- **Written request**:
Copy out the listing that follows, exactly, without its pictures.

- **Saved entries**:
------------------------------------------------------------------------

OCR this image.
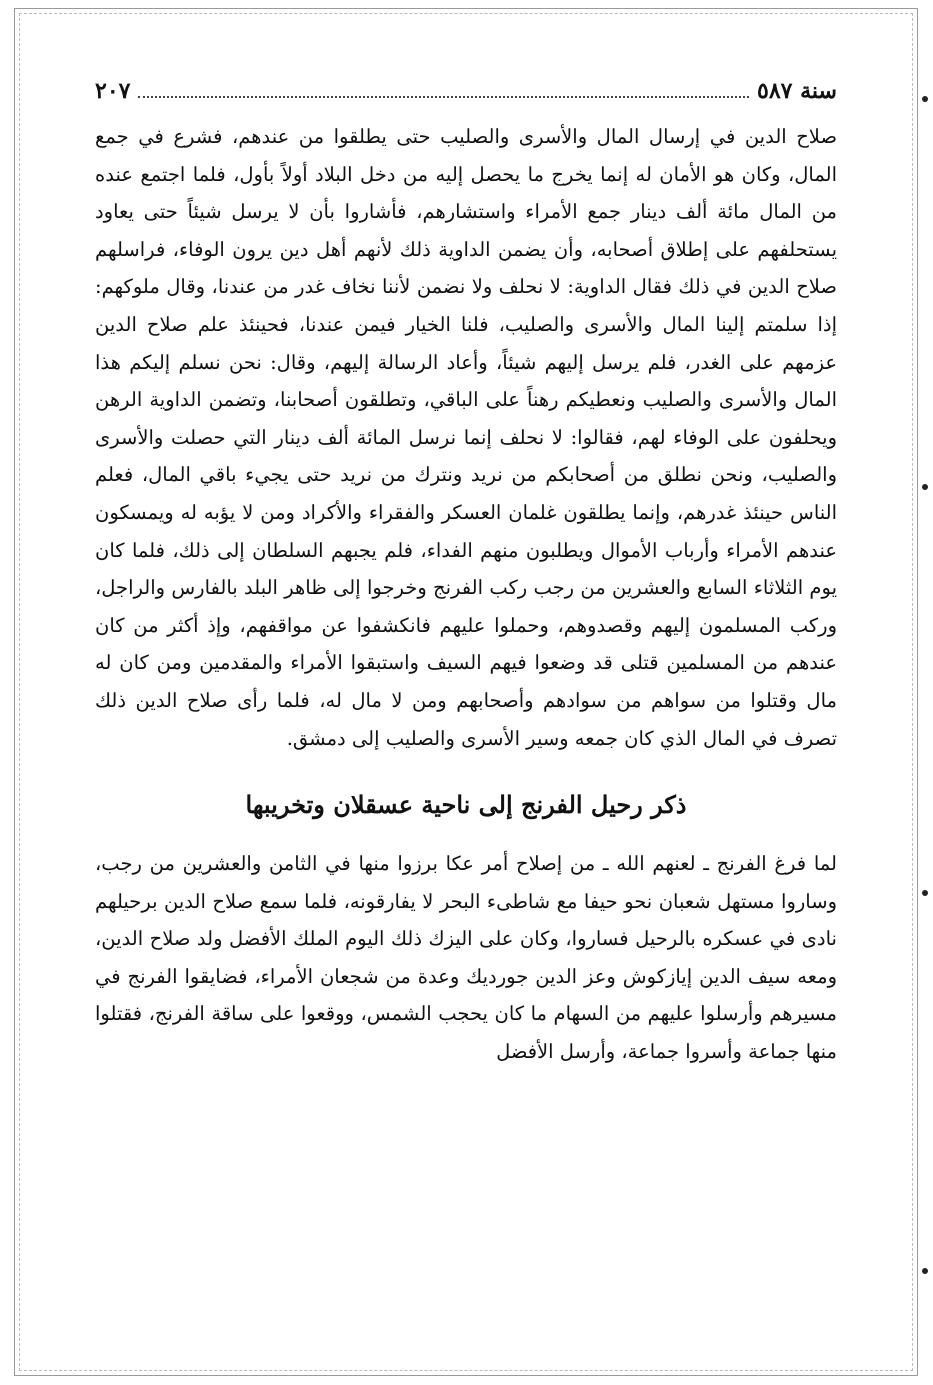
سنة ٥٨٧
٢٠٧

صلاح الدين في إرسال المال والأسرى والصليب حتى يطلقوا من عندهم، فشرع في جمع المال، وكان هو الأمان له إنما يخرج ما يحصل إليه من دخل البلاد أولاً بأول، فلما اجتمع عنده من المال مائة ألف دينار جمع الأمراء واستشارهم، فأشاروا بأن لا يرسل شيئاً حتى يعاود يستحلفهم على إطلاق أصحابه، وأن يضمن الداوية ذلك لأنهم أهل دين يرون الوفاء، فراسلهم صلاح الدين في ذلك فقال الداوية: لا نحلف ولا نضمن لأننا نخاف غدر من عندنا، وقال ملوكهم: إذا سلمتم إلينا المال والأسرى والصليب، فلنا الخيار فيمن عندنا، فحينئذ علم صلاح الدين عزمهم على الغدر، فلم يرسل إليهم شيئاً، وأعاد الرسالة إليهم، وقال: نحن نسلم إليكم هذا المال والأسرى والصليب ونعطيكم رهناً على الباقي، وتطلقون أصحابنا، وتضمن الداوية الرهن ويحلفون على الوفاء لهم، فقالوا: لا نحلف إنما نرسل المائة ألف دينار التي حصلت والأسرى والصليب، ونحن نطلق من أصحابكم من نريد ونترك من نريد حتى يجيء باقي المال، فعلم الناس حينئذ غدرهم، وإنما يطلقون غلمان العسكر والفقراء والأكراد ومن لا يؤبه له ويمسكون عندهم الأمراء وأرباب الأموال ويطلبون منهم الفداء، فلم يجبهم السلطان إلى ذلك، فلما كان يوم الثلاثاء السابع والعشرين من رجب ركب الفرنج وخرجوا إلى ظاهر البلد بالفارس والراجل، وركب المسلمون إليهم وقصدوهم، وحملوا عليهم فانكشفوا عن مواقفهم، وإذ أكثر من كان عندهم من المسلمين قتلى قد وضعوا فيهم السيف واستبقوا الأمراء والمقدمين ومن كان له مال وقتلوا من سواهم من سوادهم وأصحابهم ومن لا مال له، فلما رأى صلاح الدين ذلك تصرف في المال الذي كان جمعه وسير الأسرى والصليب إلى دمشق.

ذكر رحيل الفرنج إلى ناحية عسقلان وتخريبها

لما فرغ الفرنج ـ لعنهم الله ـ من إصلاح أمر عكا برزوا منها في الثامن والعشرين من رجب، وساروا مستهل شعبان نحو حيفا مع شاطىء البحر لا يفارقونه، فلما سمع صلاح الدين برحيلهم نادى في عسكره بالرحيل فساروا، وكان على اليزك ذلك اليوم الملك الأفضل ولد صلاح الدين، ومعه سيف الدين إيازكوش وعز الدين جورديك وعدة من شجعان الأمراء، فضايقوا الفرنج في مسيرهم وأرسلوا عليهم من السهام ما كان يحجب الشمس، ووقعوا على ساقة الفرنج، فقتلوا منها جماعة وأسروا جماعة، وأرسل الأفضل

------------------------------------------------------------------------

- **Exercise answer**:
OCR this image.
سنة ٥٨٧
٢٠٧

صلاح الدين في إرسال المال والأسرى والصليب حتى يطلقوا من عندهم، فشرع في جمع المال، وكان هو الأمان له إنما يخرج ما يحصل إليه من دخل البلاد أولاً بأول، فلما اجتمع عنده من المال مائة ألف دينار جمع الأمراء واستشارهم، فأشاروا بأن لا يرسل شيئاً حتى يعاود يستحلفهم على إطلاق أصحابه، وأن يضمن الداوية ذلك لأنهم أهل دين يرون الوفاء، فراسلهم صلاح الدين في ذلك فقال الداوية: لا نحلف ولا نضمن لأننا نخاف غدر من عندنا، وقال ملوكهم: إذا سلمتم إلينا المال والأسرى والصليب، فلنا الخيار فيمن عندنا، فحينئذ علم صلاح الدين عزمهم على الغدر، فلم يرسل إليهم شيئاً، وأعاد الرسالة إليهم، وقال: نحن نسلم إليكم هذا المال والأسرى والصليب ونعطيكم رهناً على الباقي، وتطلقون أصحابنا، وتضمن الداوية الرهن ويحلفون على الوفاء لهم، فقالوا: لا نحلف إنما نرسل المائة ألف دينار التي حصلت والأسرى والصليب، ونحن نطلق من أصحابكم من نريد ونترك من نريد حتى يجيء باقي المال، فعلم الناس حينئذ غدرهم، وإنما يطلقون غلمان العسكر والفقراء والأكراد ومن لا يؤبه له ويمسكون عندهم الأمراء وأرباب الأموال ويطلبون منهم الفداء، فلم يجبهم السلطان إلى ذلك، فلما كان يوم الثلاثاء السابع والعشرين من رجب ركب الفرنج وخرجوا إلى ظاهر البلد بالفارس والراجل، وركب المسلمون إليهم وقصدوهم، وحملوا عليهم فانكشفوا عن مواقفهم، وإذ أكثر من كان عندهم من المسلمين قتلى قد وضعوا فيهم السيف واستبقوا الأمراء والمقدمين ومن كان له مال وقتلوا من سواهم من سوادهم وأصحابهم ومن لا مال له، فلما رأى صلاح الدين ذلك تصرف في المال الذي كان جمعه وسير الأسرى والصليب إلى دمشق.

ذكر رحيل الفرنج إلى ناحية عسقلان وتخريبها

لما فرغ الفرنج ـ لعنهم الله ـ من إصلاح أمر عكا برزوا منها في الثامن والعشرين من رجب، وساروا مستهل شعبان نحو حيفا مع شاطىء البحر لا يفارقونه، فلما سمع صلاح الدين برحيلهم نادى في عسكره بالرحيل فساروا، وكان على اليزك ذلك اليوم الملك الأفضل ولد صلاح الدين، ومعه سيف الدين إيازكوش وعز الدين جورديك وعدة من شجعان الأمراء، فضايقوا الفرنج في مسيرهم وأرسلوا عليهم من السهام ما كان يحجب الشمس، ووقعوا على ساقة الفرنج، فقتلوا منها جماعة وأسروا جماعة، وأرسل الأفضل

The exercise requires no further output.